### To do
Gather each line containing the string "Quelles" from these entries.

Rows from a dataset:
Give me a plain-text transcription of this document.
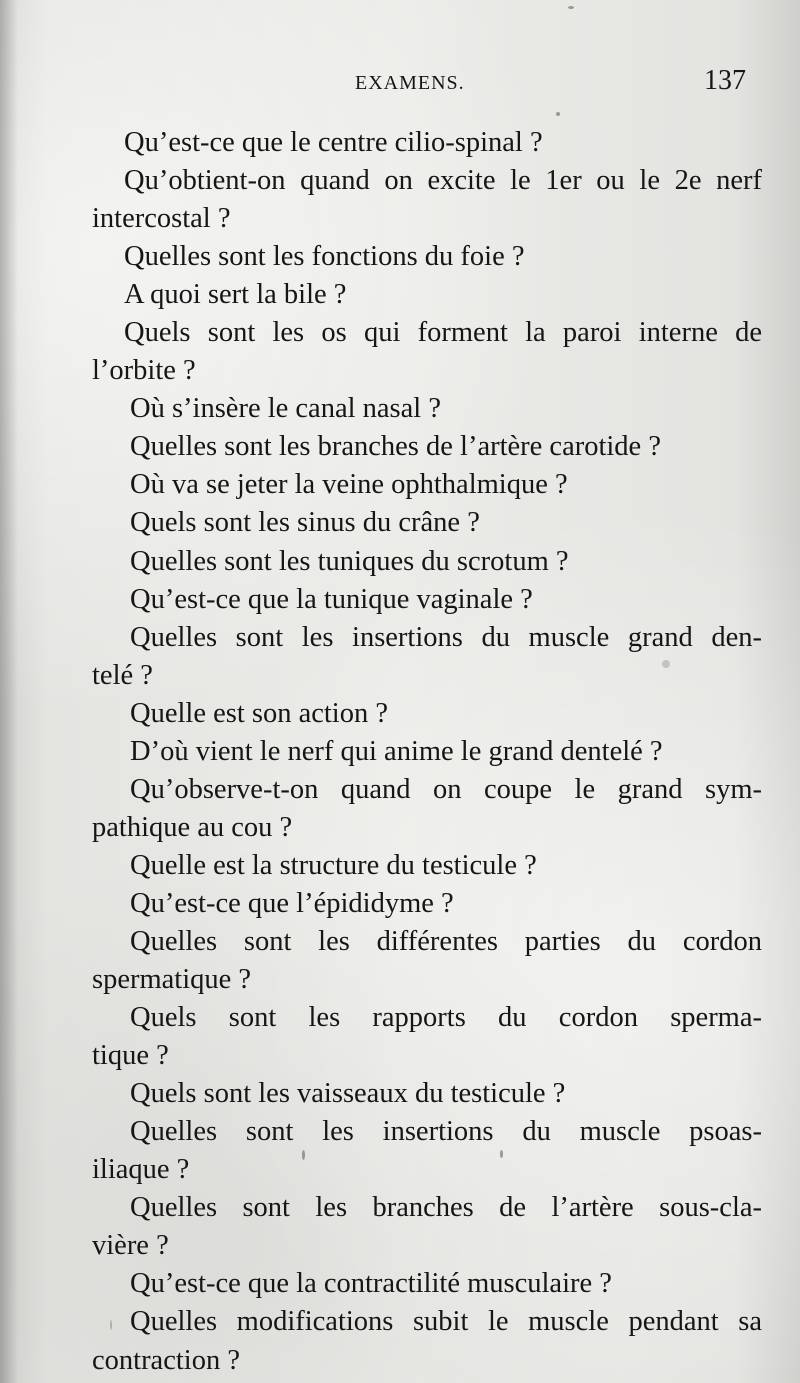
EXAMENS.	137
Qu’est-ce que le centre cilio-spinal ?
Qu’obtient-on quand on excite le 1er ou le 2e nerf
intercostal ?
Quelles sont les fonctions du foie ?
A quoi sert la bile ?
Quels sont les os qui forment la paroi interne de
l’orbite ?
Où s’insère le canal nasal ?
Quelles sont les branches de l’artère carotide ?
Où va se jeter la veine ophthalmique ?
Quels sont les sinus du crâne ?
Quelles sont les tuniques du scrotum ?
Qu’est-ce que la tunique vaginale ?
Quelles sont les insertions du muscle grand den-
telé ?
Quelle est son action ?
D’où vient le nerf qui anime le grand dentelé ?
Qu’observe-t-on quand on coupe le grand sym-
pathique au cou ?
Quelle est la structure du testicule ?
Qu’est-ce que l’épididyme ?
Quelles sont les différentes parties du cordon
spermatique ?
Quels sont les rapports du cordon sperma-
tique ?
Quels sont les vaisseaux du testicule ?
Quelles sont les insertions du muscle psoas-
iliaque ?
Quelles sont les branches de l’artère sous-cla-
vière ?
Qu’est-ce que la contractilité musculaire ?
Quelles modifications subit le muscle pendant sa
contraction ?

...

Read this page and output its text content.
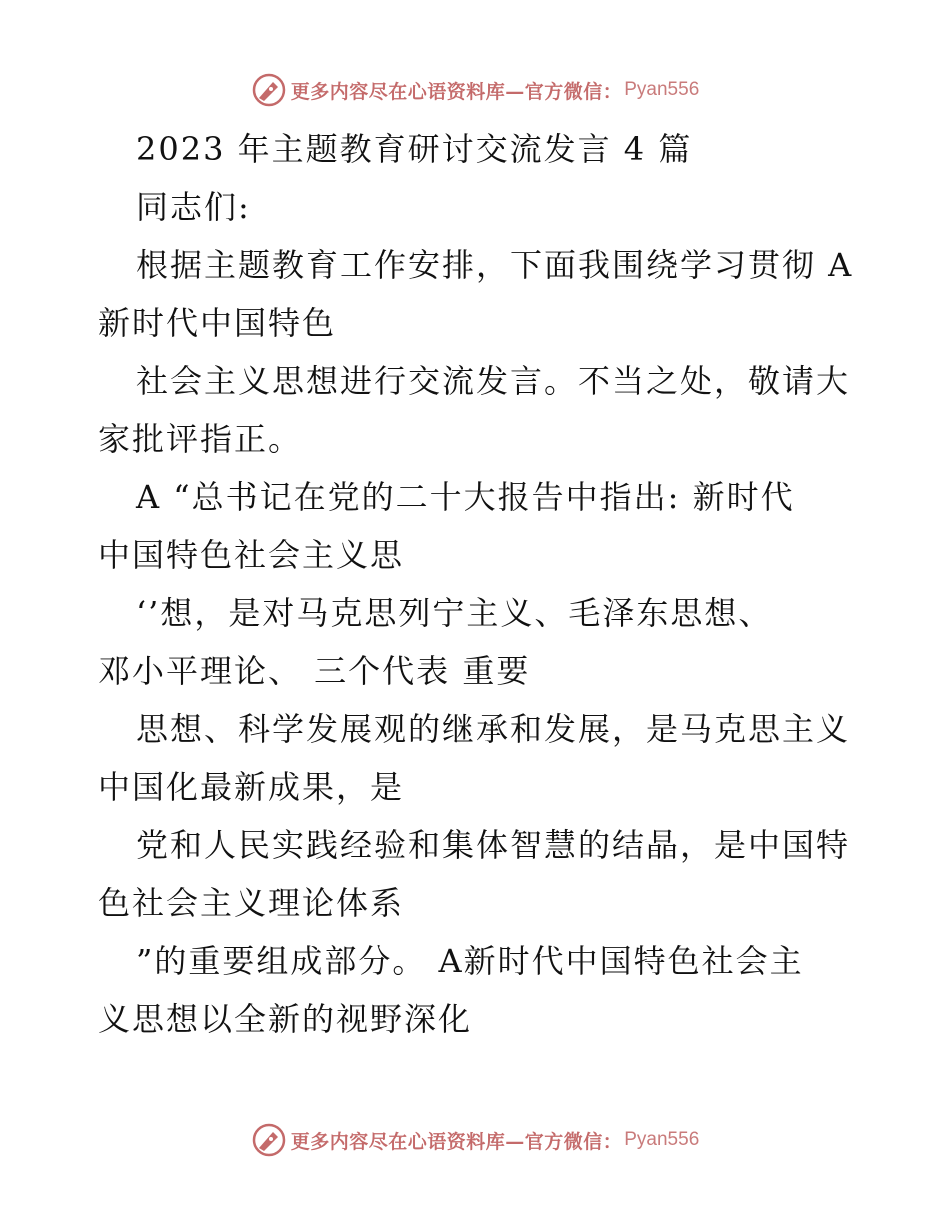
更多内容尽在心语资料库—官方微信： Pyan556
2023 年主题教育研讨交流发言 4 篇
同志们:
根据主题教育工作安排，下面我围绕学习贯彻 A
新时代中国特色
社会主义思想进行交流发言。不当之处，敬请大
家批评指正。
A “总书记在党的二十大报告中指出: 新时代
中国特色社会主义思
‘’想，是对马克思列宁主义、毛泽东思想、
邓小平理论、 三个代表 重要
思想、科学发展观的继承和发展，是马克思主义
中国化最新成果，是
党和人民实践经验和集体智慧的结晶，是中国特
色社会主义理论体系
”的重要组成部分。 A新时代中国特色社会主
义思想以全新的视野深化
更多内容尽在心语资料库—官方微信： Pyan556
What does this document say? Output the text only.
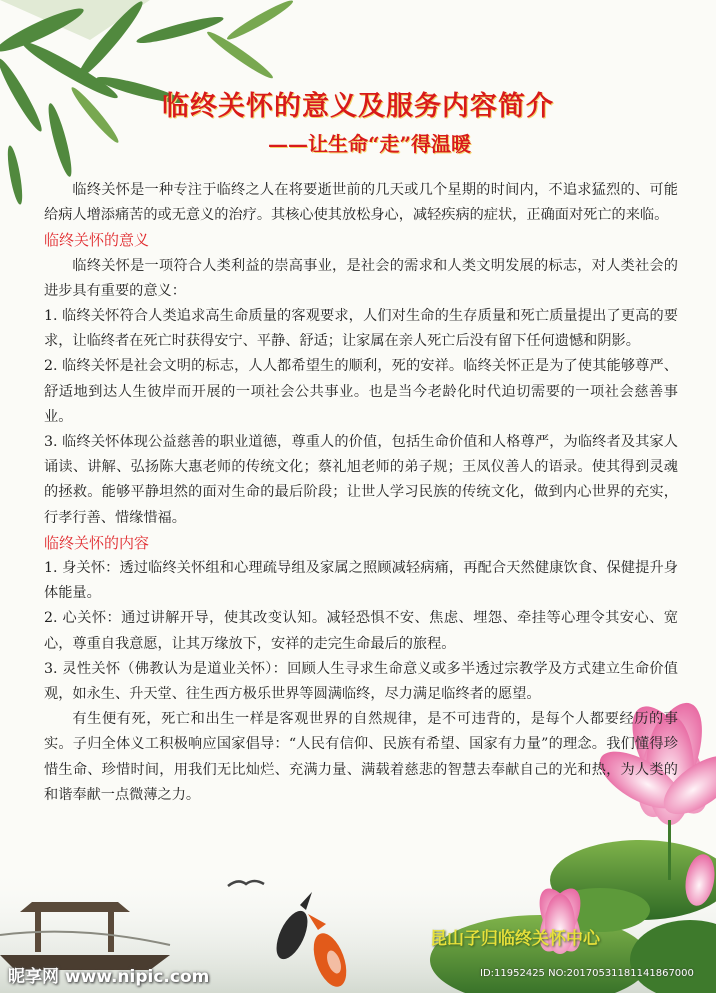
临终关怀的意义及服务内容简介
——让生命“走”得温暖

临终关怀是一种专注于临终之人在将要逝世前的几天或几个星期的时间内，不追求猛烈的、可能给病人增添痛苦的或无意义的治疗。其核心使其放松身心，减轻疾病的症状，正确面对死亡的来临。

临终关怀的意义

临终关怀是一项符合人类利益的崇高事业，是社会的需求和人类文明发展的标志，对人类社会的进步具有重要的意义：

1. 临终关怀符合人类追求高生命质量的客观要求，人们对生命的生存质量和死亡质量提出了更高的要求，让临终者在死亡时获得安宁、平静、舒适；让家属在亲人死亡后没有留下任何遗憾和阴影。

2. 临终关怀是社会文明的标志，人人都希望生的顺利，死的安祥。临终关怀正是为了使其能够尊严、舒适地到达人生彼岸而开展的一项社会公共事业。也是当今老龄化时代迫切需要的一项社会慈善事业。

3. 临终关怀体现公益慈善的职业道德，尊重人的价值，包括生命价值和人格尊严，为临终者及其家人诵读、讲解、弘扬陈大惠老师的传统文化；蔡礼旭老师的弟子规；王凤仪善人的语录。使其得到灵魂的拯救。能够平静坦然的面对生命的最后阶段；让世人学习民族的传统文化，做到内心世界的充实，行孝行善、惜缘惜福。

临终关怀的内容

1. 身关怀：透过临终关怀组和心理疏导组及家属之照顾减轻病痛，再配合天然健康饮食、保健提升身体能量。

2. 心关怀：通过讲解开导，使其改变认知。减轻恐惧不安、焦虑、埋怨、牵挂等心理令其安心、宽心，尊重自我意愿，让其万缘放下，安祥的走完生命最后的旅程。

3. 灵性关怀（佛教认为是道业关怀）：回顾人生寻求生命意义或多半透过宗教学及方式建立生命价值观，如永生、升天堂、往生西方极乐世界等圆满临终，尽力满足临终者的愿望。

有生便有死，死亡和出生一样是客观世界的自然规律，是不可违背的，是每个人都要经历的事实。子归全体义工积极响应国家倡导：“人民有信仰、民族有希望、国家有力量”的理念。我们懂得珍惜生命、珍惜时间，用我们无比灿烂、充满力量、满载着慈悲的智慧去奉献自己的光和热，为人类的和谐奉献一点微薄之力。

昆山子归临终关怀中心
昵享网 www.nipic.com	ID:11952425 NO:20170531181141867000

### Solution to this task
Quelles sont les fonctions du foie ?
Quelles sont les branches de l’artère carotide ?
Quelles sont les tuniques du scrotum ?
Quelles sont les insertions du muscle grand den-
Quelles sont les différentes parties du cordon
Quelles sont les insertions du muscle psoas-
Quelles sont les branches de l’artère sous-cla-
Quelles modifications subit le muscle pendant sa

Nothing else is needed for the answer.